▶ What to work on
Transcribe the listing below word for word.

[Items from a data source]
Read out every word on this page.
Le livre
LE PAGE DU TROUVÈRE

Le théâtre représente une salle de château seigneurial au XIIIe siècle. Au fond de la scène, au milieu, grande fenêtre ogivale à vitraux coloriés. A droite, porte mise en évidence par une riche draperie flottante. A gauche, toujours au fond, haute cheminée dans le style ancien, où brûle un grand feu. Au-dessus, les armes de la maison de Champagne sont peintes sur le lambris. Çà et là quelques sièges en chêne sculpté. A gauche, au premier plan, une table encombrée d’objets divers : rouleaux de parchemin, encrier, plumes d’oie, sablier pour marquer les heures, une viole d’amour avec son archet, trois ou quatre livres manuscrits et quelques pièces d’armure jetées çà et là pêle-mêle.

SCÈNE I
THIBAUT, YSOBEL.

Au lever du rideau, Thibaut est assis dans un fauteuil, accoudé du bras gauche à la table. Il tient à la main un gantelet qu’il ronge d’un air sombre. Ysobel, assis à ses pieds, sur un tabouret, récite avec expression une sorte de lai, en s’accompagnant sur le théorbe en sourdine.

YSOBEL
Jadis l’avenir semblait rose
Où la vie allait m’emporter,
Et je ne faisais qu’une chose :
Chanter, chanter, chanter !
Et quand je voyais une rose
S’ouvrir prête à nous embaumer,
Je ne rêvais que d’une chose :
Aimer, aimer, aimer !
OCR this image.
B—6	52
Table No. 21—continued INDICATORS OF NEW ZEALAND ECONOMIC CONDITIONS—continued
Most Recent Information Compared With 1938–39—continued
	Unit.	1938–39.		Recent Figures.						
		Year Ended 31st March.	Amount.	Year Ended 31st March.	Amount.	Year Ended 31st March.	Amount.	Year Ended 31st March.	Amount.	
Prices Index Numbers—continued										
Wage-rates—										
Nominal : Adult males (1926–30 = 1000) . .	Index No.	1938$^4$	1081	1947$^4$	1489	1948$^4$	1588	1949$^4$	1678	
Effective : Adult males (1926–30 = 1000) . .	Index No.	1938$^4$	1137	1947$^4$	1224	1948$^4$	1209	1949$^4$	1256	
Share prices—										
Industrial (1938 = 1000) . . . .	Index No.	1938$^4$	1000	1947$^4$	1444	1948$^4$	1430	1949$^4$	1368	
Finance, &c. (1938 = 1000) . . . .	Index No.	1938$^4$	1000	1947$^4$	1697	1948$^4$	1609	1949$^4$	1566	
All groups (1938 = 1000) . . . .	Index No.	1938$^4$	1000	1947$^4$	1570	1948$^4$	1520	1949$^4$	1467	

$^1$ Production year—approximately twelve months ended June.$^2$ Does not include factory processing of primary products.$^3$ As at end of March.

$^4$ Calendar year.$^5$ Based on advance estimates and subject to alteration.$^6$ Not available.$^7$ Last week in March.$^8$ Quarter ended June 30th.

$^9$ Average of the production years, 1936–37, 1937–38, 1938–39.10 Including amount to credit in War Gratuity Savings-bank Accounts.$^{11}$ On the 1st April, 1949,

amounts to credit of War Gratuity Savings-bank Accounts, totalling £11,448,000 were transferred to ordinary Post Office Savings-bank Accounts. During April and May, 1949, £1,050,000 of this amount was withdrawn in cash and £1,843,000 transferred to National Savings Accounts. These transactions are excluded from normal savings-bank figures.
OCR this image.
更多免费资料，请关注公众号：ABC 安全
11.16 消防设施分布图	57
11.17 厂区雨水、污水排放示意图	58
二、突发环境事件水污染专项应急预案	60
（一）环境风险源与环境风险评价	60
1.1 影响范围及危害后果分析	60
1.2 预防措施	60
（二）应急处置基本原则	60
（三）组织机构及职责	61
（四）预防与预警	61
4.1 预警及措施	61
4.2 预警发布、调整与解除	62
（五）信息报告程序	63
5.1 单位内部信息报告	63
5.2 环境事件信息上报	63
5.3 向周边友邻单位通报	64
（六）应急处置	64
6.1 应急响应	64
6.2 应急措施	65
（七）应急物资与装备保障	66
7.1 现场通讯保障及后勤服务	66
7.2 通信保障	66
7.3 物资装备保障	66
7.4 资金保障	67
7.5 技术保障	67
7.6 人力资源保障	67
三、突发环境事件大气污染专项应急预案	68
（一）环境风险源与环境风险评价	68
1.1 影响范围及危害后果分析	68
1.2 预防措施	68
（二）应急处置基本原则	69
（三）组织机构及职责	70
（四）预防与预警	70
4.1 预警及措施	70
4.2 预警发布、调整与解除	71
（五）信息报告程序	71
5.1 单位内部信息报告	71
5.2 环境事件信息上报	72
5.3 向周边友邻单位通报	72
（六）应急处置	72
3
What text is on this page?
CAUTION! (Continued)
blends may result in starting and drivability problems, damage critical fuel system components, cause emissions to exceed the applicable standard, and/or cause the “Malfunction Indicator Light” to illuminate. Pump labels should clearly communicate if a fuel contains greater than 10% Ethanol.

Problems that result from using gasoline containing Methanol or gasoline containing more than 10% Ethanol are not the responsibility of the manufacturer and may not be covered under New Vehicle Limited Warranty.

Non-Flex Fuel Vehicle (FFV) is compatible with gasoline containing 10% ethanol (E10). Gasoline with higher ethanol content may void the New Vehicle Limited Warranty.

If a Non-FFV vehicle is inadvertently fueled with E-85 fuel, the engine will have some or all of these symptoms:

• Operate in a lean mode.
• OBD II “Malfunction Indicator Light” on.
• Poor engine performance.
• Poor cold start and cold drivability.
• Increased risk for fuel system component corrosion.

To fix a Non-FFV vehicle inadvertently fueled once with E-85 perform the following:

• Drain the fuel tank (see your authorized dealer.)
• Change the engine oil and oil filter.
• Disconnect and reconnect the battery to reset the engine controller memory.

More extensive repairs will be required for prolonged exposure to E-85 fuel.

▶ Result below
Read out every word on this page.
Le livre
LE PAGE DU TROUVÈRE

Le théâtre représente une salle de château seigneurial au XIIIe siècle. Au fond de la scène, au milieu, grande fenêtre ogivale à vitraux coloriés. A droite, porte mise en évidence par une riche draperie flottante. A gauche, toujours au fond, haute cheminée dans le style ancien, où brûle un grand feu. Au-dessus, les armes de la maison de Champagne sont peintes sur le lambris. Çà et là quelques sièges en chêne sculpté. A gauche, au premier plan, une table encombrée d’objets divers : rouleaux de parchemin, encrier, plumes d’oie, sablier pour marquer les heures, une viole d’amour avec son archet, trois ou quatre livres manuscrits et quelques pièces d’armure jetées çà et là pêle-mêle.

SCÈNE I
THIBAUT, YSOBEL.

Au lever du rideau, Thibaut est assis dans un fauteuil, accoudé du bras gauche à la table. Il tient à la main un gantelet qu’il ronge d’un air sombre. Ysobel, assis à ses pieds, sur un tabouret, récite avec expression une sorte de lai, en s’accompagnant sur le théorbe en sourdine.

YSOBEL
Jadis l’avenir semblait rose
Où la vie allait m’emporter,
Et je ne faisais qu’une chose :
Chanter, chanter, chanter !
Et quand je voyais une rose
S’ouvrir prête à nous embaumer,
Je ne rêvais que d’une chose :
Aimer, aimer, aimer !
OCR this image.
B—6	52
Table No. 21—continued INDICATORS OF NEW ZEALAND ECONOMIC CONDITIONS—continued
Most Recent Information Compared With 1938–39—continued
	Unit.	1938–39.		Recent Figures.						
		Year Ended 31st March.	Amount.	Year Ended 31st March.	Amount.	Year Ended 31st March.	Amount.	Year Ended 31st March.	Amount.	
Prices Index Numbers—continued										
Wage-rates—										
Nominal : Adult males (1926–30 = 1000) . .	Index No.	1938$^4$	1081	1947$^4$	1489	1948$^4$	1588	1949$^4$	1678	
Effective : Adult males (1926–30 = 1000) . .	Index No.	1938$^4$	1137	1947$^4$	1224	1948$^4$	1209	1949$^4$	1256	
Share prices—										
Industrial (1938 = 1000) . . . .	Index No.	1938$^4$	1000	1947$^4$	1444	1948$^4$	1430	1949$^4$	1368	
Finance, &c. (1938 = 1000) . . . .	Index No.	1938$^4$	1000	1947$^4$	1697	1948$^4$	1609	1949$^4$	1566	
All groups (1938 = 1000) . . . .	Index No.	1938$^4$	1000	1947$^4$	1570	1948$^4$	1520	1949$^4$	1467	

$^1$ Production year—approximately twelve months ended June.$^2$ Does not include factory processing of primary products.$^3$ As at end of March.

$^4$ Calendar year.$^5$ Based on advance estimates and subject to alteration.$^6$ Not available.$^7$ Last week in March.$^8$ Quarter ended June 30th.

$^9$ Average of the production years, 1936–37, 1937–38, 1938–39.10 Including amount to credit in War Gratuity Savings-bank Accounts.$^{11}$ On the 1st April, 1949,

amounts to credit of War Gratuity Savings-bank Accounts, totalling £11,448,000 were transferred to ordinary Post Office Savings-bank Accounts. During April and May, 1949, £1,050,000 of this amount was withdrawn in cash and £1,843,000 transferred to National Savings Accounts. These transactions are excluded from normal savings-bank figures.
OCR this image.
更多免费资料，请关注公众号：ABC 安全
11.16 消防设施分布图	57
11.17 厂区雨水、污水排放示意图	58
二、突发环境事件水污染专项应急预案	60
（一）环境风险源与环境风险评价	60
1.1 影响范围及危害后果分析	60
1.2 预防措施	60
（二）应急处置基本原则	60
（三）组织机构及职责	61
（四）预防与预警	61
4.1 预警及措施	61
4.2 预警发布、调整与解除	62
（五）信息报告程序	63
5.1 单位内部信息报告	63
5.2 环境事件信息上报	63
5.3 向周边友邻单位通报	64
（六）应急处置	64
6.1 应急响应	64
6.2 应急措施	65
（七）应急物资与装备保障	66
7.1 现场通讯保障及后勤服务	66
7.2 通信保障	66
7.3 物资装备保障	66
7.4 资金保障	67
7.5 技术保障	67
7.6 人力资源保障	67
三、突发环境事件大气污染专项应急预案	68
（一）环境风险源与环境风险评价	68
1.1 影响范围及危害后果分析	68
1.2 预防措施	68
（二）应急处置基本原则	69
（三）组织机构及职责	70
（四）预防与预警	70
4.1 预警及措施	70
4.2 预警发布、调整与解除	71
（五）信息报告程序	71
5.1 单位内部信息报告	71
5.2 环境事件信息上报	72
5.3 向周边友邻单位通报	72
（六）应急处置	72
3
What text is on this page?
CAUTION! (Continued)
blends may result in starting and drivability problems, damage critical fuel system components, cause emissions to exceed the applicable standard, and/or cause the “Malfunction Indicator Light” to illuminate. Pump labels should clearly communicate if a fuel contains greater than 10% Ethanol.

Problems that result from using gasoline containing Methanol or gasoline containing more than 10% Ethanol are not the responsibility of the manufacturer and may not be covered under New Vehicle Limited Warranty.

Non-Flex Fuel Vehicle (FFV) is compatible with gasoline containing 10% ethanol (E10). Gasoline with higher ethanol content may void the New Vehicle Limited Warranty.

If a Non-FFV vehicle is inadvertently fueled with E-85 fuel, the engine will have some or all of these symptoms:

• Operate in a lean mode.
• OBD II “Malfunction Indicator Light” on.
• Poor engine performance.
• Poor cold start and cold drivability.
• Increased risk for fuel system component corrosion.

To fix a Non-FFV vehicle inadvertently fueled once with E-85 perform the following:

• Drain the fuel tank (see your authorized dealer.)
• Change the engine oil and oil filter.
• Disconnect and reconnect the battery to reset the engine controller memory.

More extensive repairs will be required for prolonged exposure to E-85 fuel.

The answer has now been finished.